## WHAT YOU ARE ASKED TO DO
Return the lines of the records word for word, from the first line through the line containing "obituary-column-2 bbox=[189, 52, 313, 249]", inclusive.

Start of INPUT

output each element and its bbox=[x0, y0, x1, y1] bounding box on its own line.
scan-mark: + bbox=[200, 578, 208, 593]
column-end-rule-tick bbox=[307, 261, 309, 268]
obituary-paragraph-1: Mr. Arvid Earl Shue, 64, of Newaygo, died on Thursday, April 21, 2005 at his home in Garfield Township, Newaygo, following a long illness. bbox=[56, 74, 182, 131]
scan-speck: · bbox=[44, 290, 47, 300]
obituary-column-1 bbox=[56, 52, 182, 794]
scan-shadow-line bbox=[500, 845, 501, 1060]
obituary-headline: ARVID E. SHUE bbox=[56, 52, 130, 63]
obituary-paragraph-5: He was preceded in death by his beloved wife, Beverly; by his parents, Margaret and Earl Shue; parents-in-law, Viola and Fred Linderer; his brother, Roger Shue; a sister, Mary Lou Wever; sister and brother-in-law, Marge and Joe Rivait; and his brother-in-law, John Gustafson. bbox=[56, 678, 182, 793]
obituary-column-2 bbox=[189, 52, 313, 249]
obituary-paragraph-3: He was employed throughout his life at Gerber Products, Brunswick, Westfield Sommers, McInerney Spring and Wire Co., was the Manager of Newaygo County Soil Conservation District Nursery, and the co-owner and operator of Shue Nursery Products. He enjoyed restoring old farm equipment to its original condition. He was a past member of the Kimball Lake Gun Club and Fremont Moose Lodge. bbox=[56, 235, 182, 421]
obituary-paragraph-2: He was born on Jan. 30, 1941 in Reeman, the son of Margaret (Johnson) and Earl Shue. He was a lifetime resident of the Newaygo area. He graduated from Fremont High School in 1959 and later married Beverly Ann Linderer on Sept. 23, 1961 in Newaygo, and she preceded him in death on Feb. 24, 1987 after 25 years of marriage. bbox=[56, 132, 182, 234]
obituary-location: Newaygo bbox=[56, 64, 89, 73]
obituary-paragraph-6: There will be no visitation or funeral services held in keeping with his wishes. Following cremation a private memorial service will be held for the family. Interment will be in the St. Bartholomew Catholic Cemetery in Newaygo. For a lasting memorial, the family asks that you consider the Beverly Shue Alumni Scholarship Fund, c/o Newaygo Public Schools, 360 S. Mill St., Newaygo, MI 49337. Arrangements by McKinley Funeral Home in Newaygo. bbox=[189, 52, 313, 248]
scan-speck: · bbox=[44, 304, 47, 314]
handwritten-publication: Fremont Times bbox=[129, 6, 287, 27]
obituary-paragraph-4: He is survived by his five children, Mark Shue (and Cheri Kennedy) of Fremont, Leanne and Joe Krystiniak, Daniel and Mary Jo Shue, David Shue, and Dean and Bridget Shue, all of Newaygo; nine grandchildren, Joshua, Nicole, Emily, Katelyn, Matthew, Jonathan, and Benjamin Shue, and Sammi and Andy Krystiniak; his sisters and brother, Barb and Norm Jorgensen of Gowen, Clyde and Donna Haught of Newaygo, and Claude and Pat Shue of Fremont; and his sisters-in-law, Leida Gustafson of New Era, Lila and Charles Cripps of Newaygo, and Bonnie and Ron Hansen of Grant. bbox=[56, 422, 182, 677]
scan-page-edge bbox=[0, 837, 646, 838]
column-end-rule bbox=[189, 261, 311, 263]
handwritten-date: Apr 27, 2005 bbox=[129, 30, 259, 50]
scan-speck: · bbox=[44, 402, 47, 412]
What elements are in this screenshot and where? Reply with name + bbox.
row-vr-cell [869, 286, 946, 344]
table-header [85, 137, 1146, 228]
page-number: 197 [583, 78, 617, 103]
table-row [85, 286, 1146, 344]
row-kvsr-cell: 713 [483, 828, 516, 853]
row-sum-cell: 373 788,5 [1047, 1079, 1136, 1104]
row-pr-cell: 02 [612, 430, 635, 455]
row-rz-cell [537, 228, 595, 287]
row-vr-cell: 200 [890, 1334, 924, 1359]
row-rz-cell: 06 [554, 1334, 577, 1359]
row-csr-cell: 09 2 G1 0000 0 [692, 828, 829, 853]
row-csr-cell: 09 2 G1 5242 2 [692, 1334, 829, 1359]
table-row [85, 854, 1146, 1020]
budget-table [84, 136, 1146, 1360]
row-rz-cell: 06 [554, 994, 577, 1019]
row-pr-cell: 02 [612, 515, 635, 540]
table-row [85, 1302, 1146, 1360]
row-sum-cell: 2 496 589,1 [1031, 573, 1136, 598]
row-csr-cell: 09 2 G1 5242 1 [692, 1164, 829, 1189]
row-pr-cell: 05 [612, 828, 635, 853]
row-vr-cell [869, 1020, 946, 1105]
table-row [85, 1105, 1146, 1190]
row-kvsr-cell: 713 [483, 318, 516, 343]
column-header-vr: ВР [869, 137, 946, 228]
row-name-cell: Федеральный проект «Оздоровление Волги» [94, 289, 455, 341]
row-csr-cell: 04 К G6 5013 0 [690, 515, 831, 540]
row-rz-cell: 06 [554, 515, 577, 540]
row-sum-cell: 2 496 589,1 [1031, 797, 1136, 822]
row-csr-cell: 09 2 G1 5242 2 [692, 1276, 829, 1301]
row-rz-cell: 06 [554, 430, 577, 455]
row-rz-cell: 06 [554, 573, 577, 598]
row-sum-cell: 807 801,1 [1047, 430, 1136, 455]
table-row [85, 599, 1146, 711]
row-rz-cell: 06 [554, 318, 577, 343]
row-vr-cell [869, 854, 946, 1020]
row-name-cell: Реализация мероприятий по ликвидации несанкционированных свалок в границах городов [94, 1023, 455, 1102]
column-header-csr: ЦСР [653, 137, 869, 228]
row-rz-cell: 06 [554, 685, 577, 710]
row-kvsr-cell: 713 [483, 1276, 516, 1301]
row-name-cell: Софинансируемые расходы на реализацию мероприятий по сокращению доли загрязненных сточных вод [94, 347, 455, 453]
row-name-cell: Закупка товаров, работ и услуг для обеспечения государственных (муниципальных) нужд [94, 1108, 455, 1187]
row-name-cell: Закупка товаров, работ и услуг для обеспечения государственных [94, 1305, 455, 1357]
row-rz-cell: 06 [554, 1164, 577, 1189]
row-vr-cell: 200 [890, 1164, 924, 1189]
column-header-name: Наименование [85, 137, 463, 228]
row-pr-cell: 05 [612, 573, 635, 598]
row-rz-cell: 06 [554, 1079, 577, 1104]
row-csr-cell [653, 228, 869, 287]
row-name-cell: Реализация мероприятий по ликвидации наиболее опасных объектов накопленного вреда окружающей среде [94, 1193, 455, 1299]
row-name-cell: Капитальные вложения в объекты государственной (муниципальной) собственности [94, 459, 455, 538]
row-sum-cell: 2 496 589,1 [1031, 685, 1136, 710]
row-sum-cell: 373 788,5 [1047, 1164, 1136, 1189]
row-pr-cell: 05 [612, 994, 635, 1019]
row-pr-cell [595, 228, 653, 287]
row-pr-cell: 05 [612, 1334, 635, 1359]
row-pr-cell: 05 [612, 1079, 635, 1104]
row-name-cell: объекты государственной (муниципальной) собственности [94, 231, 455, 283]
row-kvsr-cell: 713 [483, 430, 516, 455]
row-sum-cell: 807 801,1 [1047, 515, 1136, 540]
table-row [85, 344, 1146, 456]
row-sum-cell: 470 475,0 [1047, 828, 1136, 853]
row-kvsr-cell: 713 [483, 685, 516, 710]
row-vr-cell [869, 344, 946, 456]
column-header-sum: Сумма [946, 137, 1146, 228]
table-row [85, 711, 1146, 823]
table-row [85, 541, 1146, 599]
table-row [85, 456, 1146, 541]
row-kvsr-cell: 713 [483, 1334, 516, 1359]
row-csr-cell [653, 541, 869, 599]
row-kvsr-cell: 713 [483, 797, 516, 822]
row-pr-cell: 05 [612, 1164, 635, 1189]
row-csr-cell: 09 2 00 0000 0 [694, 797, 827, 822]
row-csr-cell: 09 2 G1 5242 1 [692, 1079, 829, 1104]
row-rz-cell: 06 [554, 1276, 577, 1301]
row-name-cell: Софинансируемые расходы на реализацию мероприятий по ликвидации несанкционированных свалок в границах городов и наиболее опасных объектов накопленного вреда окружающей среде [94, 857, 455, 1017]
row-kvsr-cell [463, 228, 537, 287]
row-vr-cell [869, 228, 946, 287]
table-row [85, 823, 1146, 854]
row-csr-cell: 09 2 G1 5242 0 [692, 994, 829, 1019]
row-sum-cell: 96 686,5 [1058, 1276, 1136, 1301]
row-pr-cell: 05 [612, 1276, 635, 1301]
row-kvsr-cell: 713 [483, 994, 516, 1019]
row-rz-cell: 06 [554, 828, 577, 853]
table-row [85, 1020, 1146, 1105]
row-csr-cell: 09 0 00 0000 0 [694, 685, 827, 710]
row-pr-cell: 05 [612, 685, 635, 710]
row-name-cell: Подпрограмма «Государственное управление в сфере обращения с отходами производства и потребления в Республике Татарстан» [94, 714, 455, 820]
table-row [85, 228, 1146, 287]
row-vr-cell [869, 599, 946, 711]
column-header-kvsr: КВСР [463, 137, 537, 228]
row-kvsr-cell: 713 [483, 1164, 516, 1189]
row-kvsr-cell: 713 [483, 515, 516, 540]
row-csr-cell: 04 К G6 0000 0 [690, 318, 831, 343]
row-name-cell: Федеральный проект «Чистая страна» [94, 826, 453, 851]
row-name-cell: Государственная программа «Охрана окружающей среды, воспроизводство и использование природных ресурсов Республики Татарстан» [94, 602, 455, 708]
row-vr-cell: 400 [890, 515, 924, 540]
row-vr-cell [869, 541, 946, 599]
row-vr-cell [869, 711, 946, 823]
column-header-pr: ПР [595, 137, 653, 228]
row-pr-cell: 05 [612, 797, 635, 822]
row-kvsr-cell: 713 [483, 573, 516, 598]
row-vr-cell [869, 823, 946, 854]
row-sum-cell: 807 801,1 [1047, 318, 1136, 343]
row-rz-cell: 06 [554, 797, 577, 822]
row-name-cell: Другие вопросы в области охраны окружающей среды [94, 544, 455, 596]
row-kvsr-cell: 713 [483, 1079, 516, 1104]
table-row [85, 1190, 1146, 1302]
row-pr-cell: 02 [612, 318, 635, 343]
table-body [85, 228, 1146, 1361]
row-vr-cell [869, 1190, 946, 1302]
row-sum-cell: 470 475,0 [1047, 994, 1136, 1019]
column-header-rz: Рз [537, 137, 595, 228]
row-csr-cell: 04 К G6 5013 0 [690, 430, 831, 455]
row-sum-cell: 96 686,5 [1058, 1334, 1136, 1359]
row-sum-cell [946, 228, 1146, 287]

End of INPUT

## EXERCISE ANSWER
output each element and its bbox=[x0, y0, x1, y1] bounding box on its own line.
scan-mark: + bbox=[200, 578, 208, 593]
column-end-rule-tick bbox=[307, 261, 309, 268]
obituary-paragraph-1: Mr. Arvid Earl Shue, 64, of Newaygo, died on Thursday, April 21, 2005 at his home in Garfield Township, Newaygo, following a long illness. bbox=[56, 74, 182, 131]
scan-speck: · bbox=[44, 290, 47, 300]
obituary-column-1 bbox=[56, 52, 182, 794]
scan-shadow-line bbox=[500, 845, 501, 1060]
obituary-headline: ARVID E. SHUE bbox=[56, 52, 130, 63]
obituary-paragraph-5: He was preceded in death by his beloved wife, Beverly; by his parents, Margaret and Earl Shue; parents-in-law, Viola and Fred Linderer; his brother, Roger Shue; a sister, Mary Lou Wever; sister and brother-in-law, Marge and Joe Rivait; and his brother-in-law, John Gustafson. bbox=[56, 678, 182, 793]
obituary-column-2 bbox=[189, 52, 313, 249]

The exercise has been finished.